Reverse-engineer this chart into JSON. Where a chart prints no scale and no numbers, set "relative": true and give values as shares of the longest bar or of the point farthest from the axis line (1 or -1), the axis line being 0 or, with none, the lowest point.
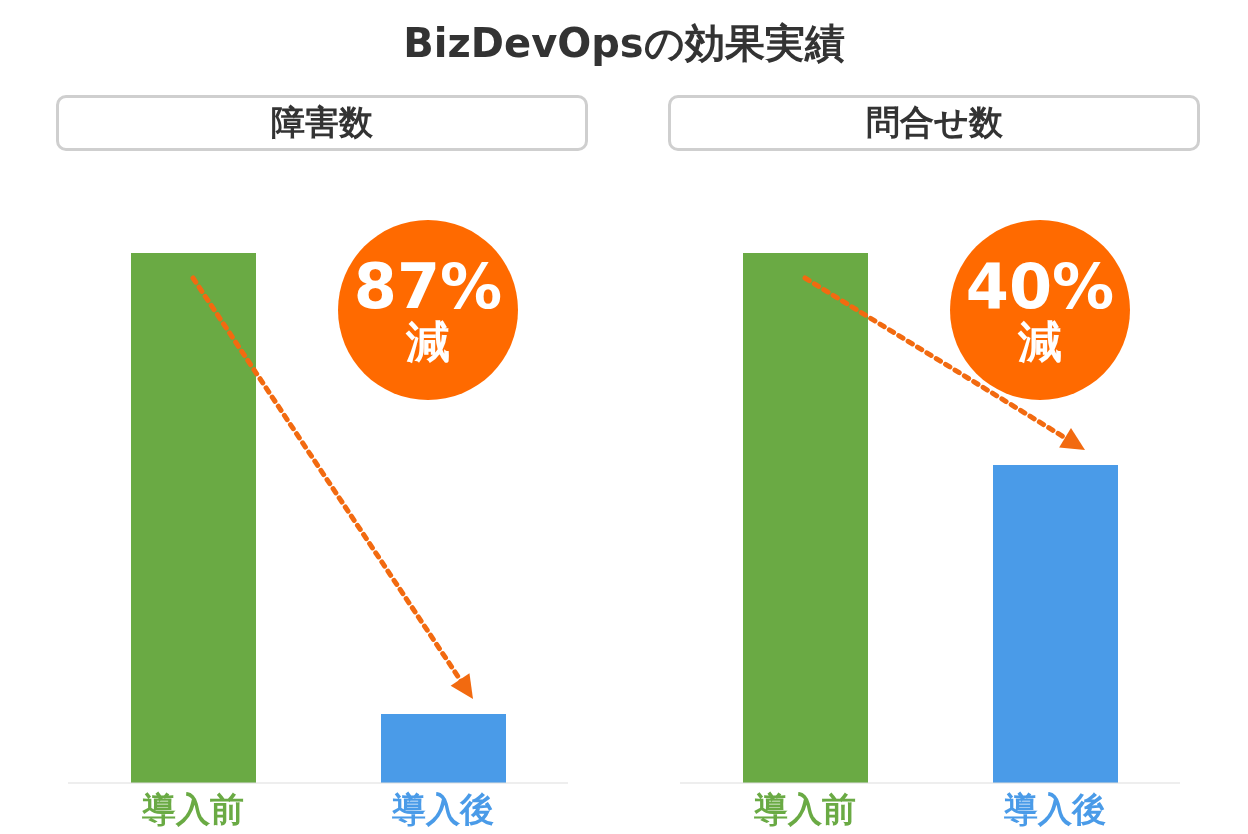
{
  "chart_data": [
    {
      "type": "bar",
      "title": "BizDevOpsの効果実績",
      "subtitle": "障害数",
      "categories": [
        "導入前",
        "導入後"
      ],
      "values": [
        1,
        0.13
      ],
      "colors": [
        "#6aaa44",
        "#4a9be8"
      ],
      "relative": true,
      "annotations": [
        "87%減"
      ],
      "grid": false,
      "legend": false
    },
    {
      "type": "bar",
      "title": "問合せ数",
      "categories": [
        "導入前",
        "導入後"
      ],
      "values": [
        1,
        0.6
      ],
      "colors": [
        "#6aaa44",
        "#4a9be8"
      ],
      "relative": true,
      "annotations": [
        "40%減"
      ],
      "grid": false,
      "legend": false
    }
  ]
}
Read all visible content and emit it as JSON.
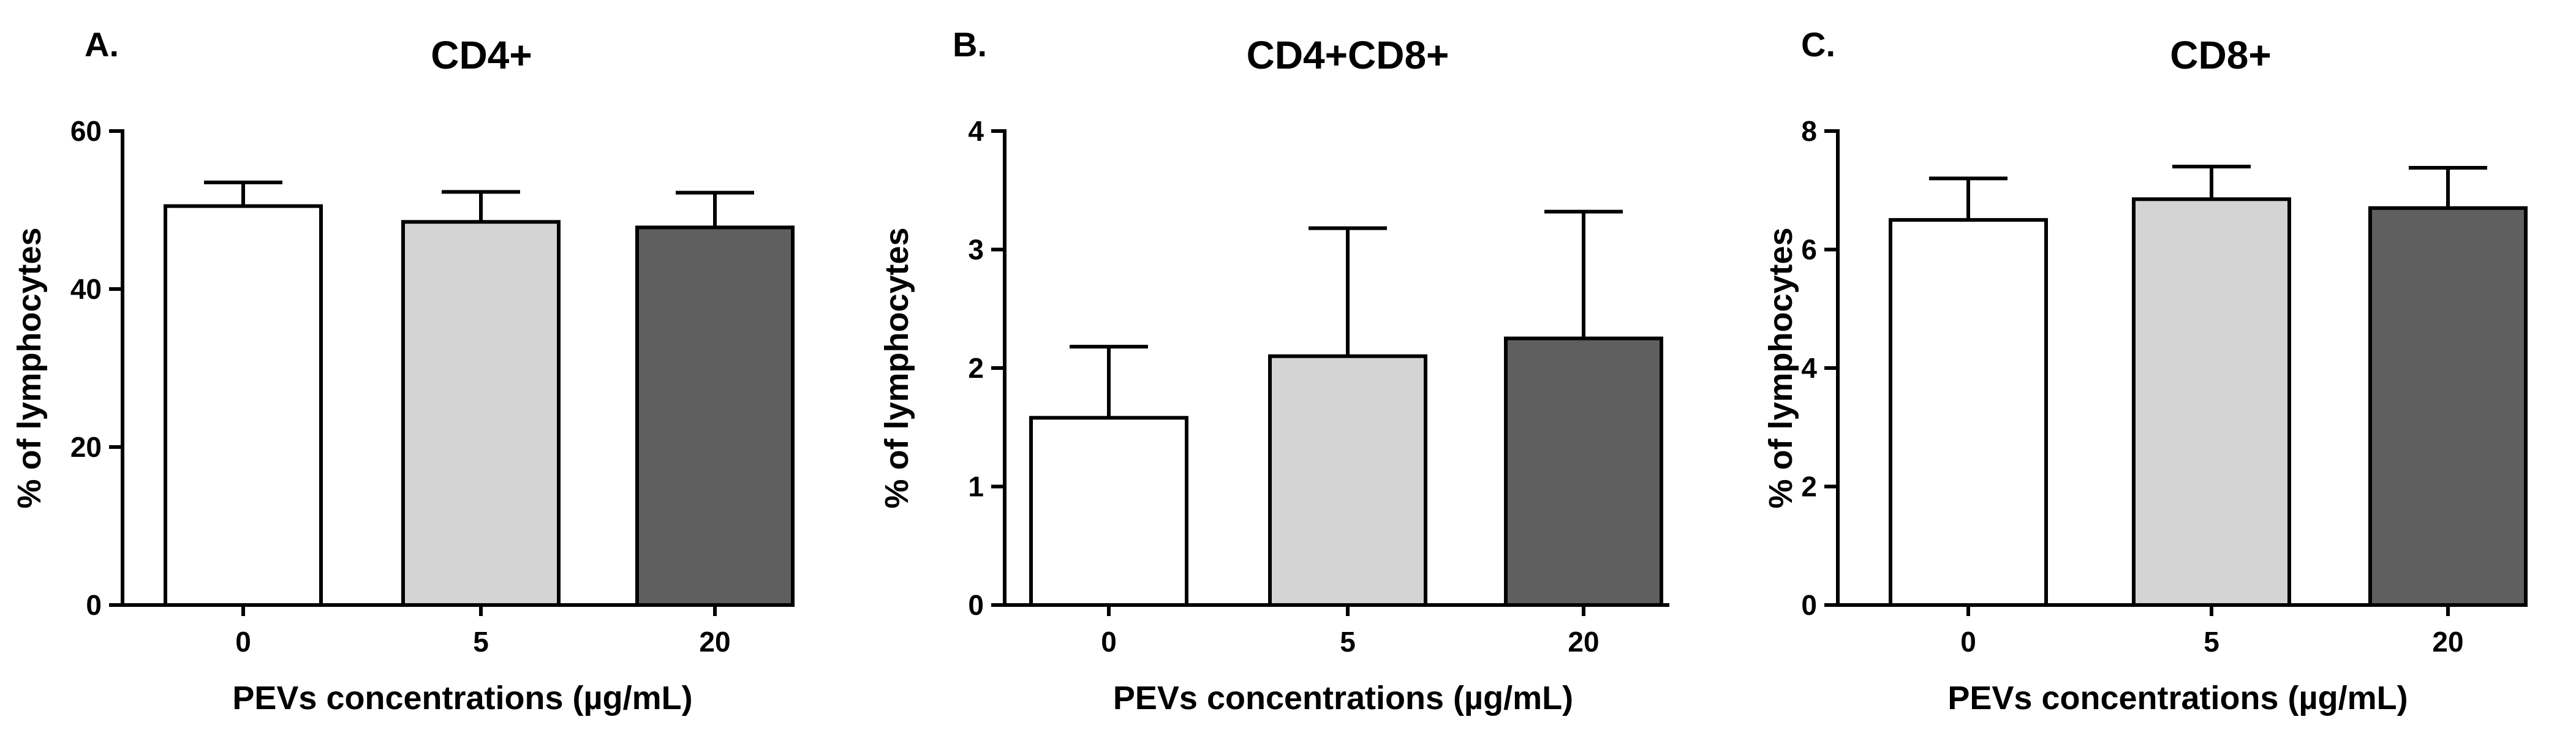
{
  "chart_data": [
    {
      "type": "bar",
      "panel_label": "A.",
      "title": "CD4+",
      "xlabel": "PEVs concentrations (µg/mL)",
      "ylabel": "% of lymphocytes",
      "categories": [
        "0",
        "5",
        "20"
      ],
      "values": [
        50.5,
        48.5,
        47.8
      ],
      "errors": [
        3.0,
        3.8,
        4.4
      ],
      "bar_colors": [
        "#ffffff",
        "#d4d4d4",
        "#5f5f5f"
      ],
      "ylim": [
        0,
        60
      ],
      "yticks": [
        0,
        20,
        40,
        60
      ]
    },
    {
      "type": "bar",
      "panel_label": "B.",
      "title": "CD4+CD8+",
      "xlabel": "PEVs concentrations (µg/mL)",
      "ylabel": "% of lymphocytes",
      "categories": [
        "0",
        "5",
        "20"
      ],
      "values": [
        1.58,
        2.1,
        2.25
      ],
      "errors": [
        0.6,
        1.08,
        1.07
      ],
      "bar_colors": [
        "#ffffff",
        "#d4d4d4",
        "#5f5f5f"
      ],
      "ylim": [
        0,
        4
      ],
      "yticks": [
        0,
        1,
        2,
        3,
        4
      ]
    },
    {
      "type": "bar",
      "panel_label": "C.",
      "title": "CD8+",
      "xlabel": "PEVs concentrations (µg/mL)",
      "ylabel": "% of lymphocytes",
      "categories": [
        "0",
        "5",
        "20"
      ],
      "values": [
        6.5,
        6.85,
        6.7
      ],
      "errors": [
        0.7,
        0.55,
        0.68
      ],
      "bar_colors": [
        "#ffffff",
        "#d4d4d4",
        "#5f5f5f"
      ],
      "ylim": [
        0,
        8
      ],
      "yticks": [
        0,
        2,
        4,
        6,
        8
      ]
    }
  ]
}
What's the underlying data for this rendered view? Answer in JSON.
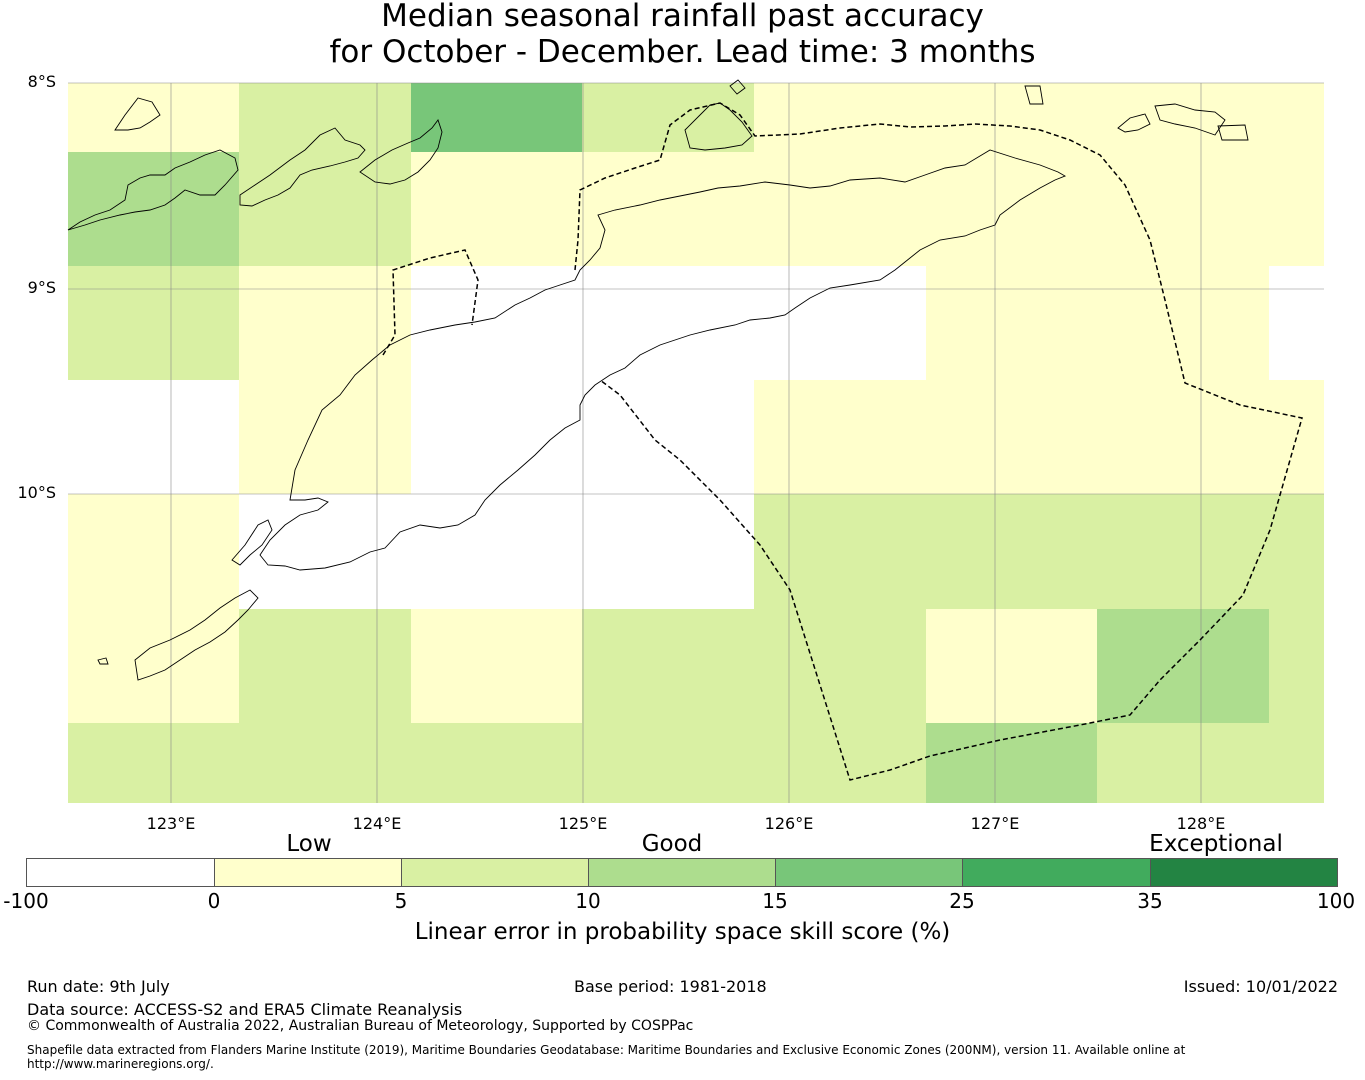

━━━━━━━━

**Challenge:**
Repeat each entry precisely as it appears. Leave the pictures out.

**Task solution:**
Reverse-engineer this chart into JSON. Where a chart prints no scale and no numbers, set "relative": true and give values as shares of the longest bar or of the point farthest from the axis line (1 or -1), the axis line being 0 or, with none, the lowest point.
{
  "chart_data": [
    {
      "type": "bar",
      "title": "BizDevOpsの効果実績",
      "subtitle": "障害数",
      "categories": [
        "導入前",
        "導入後"
      ],
      "values": [
        1,
        0.13
      ],
      "colors": [
        "#6aaa44",
        "#4a9be8"
      ],
      "relative": true,
      "annotations": [
        "87%減"
      ],
      "grid": false,
      "legend": false
    },
    {
      "type": "bar",
      "title": "問合せ数",
      "categories": [
        "導入前",
        "導入後"
      ],
      "values": [
        1,
        0.6
      ],
      "colors": [
        "#6aaa44",
        "#4a9be8"
      ],
      "relative": true,
      "annotations": [
        "40%減"
      ],
      "grid": false,
      "legend": false
    }
  ]
}
Read all visible content and emit it as JSON.
{
  "chart_data": [
    {
      "type": "bar",
      "panel_label": "A.",
      "title": "CD4+",
      "xlabel": "PEVs concentrations (µg/mL)",
      "ylabel": "% of lymphocytes",
      "categories": [
        "0",
        "5",
        "20"
      ],
      "values": [
        50.5,
        48.5,
        47.8
      ],
      "errors": [
        3.0,
        3.8,
        4.4
      ],
      "bar_colors": [
        "#ffffff",
        "#d4d4d4",
        "#5f5f5f"
      ],
      "ylim": [
        0,
        60
      ],
      "yticks": [
        0,
        20,
        40,
        60
      ]
    },
    {
      "type": "bar",
      "panel_label": "B.",
      "title": "CD4+CD8+",
      "xlabel": "PEVs concentrations (µg/mL)",
      "ylabel": "% of lymphocytes",
      "categories": [
        "0",
        "5",
        "20"
      ],
      "values": [
        1.58,
        2.1,
        2.25
      ],
      "errors": [
        0.6,
        1.08,
        1.07
      ],
      "bar_colors": [
        "#ffffff",
        "#d4d4d4",
        "#5f5f5f"
      ],
      "ylim": [
        0,
        4
      ],
      "yticks": [
        0,
        1,
        2,
        3,
        4
      ]
    },
    {
      "type": "bar",
      "panel_label": "C.",
      "title": "CD8+",
      "xlabel": "PEVs concentrations (µg/mL)",
      "ylabel": "% of lymphocytes",
      "categories": [
        "0",
        "5",
        "20"
      ],
      "values": [
        6.5,
        6.85,
        6.7
      ],
      "errors": [
        0.7,
        0.55,
        0.68
      ],
      "bar_colors": [
        "#ffffff",
        "#d4d4d4",
        "#5f5f5f"
      ],
      "ylim": [
        0,
        8
      ],
      "yticks": [
        0,
        2,
        4,
        6,
        8
      ]
    }
  ]
}
What's the underlying data for this rendered view? Answer in JSON.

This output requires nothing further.